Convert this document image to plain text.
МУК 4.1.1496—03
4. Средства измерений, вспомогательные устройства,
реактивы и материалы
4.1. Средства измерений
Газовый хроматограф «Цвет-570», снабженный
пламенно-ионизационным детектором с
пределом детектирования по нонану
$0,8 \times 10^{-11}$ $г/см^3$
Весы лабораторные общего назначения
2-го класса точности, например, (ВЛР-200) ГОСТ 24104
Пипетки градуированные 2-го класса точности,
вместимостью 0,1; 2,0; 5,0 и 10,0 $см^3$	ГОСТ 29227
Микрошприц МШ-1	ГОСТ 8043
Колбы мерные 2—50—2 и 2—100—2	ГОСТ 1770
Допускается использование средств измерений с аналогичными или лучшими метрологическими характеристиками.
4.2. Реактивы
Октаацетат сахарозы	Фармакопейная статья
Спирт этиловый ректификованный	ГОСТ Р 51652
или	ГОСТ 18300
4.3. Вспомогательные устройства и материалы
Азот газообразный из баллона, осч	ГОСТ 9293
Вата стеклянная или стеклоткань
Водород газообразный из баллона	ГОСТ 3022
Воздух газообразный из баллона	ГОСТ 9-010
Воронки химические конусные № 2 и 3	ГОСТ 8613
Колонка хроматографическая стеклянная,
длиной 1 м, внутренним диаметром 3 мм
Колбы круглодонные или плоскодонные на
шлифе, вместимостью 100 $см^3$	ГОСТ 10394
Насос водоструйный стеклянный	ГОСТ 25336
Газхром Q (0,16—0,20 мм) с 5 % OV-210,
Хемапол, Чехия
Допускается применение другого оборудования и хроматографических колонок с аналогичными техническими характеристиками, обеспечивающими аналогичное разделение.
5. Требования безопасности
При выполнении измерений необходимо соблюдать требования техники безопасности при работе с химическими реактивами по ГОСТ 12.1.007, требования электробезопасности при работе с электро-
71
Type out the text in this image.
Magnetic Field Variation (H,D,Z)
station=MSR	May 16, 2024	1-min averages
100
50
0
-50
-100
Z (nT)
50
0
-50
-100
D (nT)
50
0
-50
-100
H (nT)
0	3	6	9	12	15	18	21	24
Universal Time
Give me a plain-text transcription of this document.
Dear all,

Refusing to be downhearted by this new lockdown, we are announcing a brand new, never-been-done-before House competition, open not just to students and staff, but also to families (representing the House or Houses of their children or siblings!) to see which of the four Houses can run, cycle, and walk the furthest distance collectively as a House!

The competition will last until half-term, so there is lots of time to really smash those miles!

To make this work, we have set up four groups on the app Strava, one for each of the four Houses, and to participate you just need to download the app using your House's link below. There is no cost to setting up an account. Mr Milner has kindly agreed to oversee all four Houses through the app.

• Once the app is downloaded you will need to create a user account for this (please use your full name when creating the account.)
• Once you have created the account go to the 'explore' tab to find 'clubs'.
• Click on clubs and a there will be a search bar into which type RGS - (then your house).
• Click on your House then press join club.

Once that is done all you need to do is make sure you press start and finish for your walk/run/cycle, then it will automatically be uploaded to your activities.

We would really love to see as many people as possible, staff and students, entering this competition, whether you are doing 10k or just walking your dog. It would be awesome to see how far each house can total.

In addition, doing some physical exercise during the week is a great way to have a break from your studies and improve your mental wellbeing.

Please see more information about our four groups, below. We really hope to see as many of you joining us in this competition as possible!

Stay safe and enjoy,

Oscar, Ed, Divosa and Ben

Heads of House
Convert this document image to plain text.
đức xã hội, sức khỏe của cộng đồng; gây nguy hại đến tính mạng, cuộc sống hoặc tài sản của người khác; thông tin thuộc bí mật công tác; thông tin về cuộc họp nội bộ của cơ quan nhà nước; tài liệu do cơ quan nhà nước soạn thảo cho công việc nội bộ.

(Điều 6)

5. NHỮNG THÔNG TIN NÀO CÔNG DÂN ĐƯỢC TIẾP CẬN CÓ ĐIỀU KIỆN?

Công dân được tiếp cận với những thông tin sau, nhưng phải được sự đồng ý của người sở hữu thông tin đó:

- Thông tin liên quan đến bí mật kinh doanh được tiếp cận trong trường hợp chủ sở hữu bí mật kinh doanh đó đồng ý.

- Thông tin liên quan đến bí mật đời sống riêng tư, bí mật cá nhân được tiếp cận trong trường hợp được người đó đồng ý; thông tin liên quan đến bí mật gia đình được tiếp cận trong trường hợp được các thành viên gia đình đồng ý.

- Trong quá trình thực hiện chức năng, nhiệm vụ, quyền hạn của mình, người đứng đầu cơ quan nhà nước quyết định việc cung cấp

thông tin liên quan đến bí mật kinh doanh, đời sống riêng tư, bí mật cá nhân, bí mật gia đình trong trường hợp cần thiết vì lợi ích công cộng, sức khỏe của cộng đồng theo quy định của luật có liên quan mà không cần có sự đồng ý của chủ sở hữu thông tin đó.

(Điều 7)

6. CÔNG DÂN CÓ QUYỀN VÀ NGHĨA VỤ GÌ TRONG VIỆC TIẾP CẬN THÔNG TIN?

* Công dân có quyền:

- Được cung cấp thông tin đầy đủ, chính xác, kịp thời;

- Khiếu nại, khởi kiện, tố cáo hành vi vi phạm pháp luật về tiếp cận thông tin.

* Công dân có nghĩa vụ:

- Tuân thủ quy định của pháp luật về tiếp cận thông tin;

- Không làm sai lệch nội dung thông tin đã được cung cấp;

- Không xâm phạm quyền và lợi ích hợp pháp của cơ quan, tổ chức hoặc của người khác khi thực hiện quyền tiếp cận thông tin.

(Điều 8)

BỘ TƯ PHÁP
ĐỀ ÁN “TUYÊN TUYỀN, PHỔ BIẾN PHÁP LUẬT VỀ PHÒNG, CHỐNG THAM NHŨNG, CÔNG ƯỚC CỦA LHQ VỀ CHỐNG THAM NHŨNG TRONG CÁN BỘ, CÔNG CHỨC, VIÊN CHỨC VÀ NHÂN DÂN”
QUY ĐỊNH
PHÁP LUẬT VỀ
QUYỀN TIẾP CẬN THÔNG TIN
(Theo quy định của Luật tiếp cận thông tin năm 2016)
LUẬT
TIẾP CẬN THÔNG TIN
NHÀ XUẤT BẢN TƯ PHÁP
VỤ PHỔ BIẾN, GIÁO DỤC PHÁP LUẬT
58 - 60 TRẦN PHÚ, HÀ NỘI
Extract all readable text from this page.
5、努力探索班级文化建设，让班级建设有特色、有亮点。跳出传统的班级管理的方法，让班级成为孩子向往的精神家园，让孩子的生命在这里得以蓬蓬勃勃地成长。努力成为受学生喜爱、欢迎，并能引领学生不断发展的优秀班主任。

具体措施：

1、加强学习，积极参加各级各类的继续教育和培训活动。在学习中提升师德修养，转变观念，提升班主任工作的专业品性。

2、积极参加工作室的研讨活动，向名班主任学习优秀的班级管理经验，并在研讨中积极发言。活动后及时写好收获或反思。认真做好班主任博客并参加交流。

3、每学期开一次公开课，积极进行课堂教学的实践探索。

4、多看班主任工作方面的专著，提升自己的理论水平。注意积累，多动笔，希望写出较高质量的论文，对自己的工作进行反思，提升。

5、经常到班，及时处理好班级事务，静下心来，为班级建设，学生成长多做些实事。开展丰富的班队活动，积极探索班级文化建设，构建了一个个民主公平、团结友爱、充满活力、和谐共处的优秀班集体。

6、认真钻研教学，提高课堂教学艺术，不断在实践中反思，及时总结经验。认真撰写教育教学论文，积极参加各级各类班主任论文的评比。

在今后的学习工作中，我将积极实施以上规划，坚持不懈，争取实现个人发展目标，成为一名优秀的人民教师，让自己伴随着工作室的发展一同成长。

::::::::::

Instructions to follow.
Check each line of the entries above for the word "kinh". List the ones that have it.

Answer to the task.
- Thông tin liên quan đến bí mật kinh doanh được tiếp cận trong trường hợp chủ sở hữu bí mật kinh doanh đó đồng ý.
thông tin liên quan đến bí mật kinh doanh, đời sống riêng tư, bí mật cá nhân, bí mật gia đình trong trường hợp cần thiết vì lợi ích công cộng, sức khỏe của cộng đồng theo quy định của luật có liên quan mà không cần có sự đồng ý của chủ sở hữu thông tin đó.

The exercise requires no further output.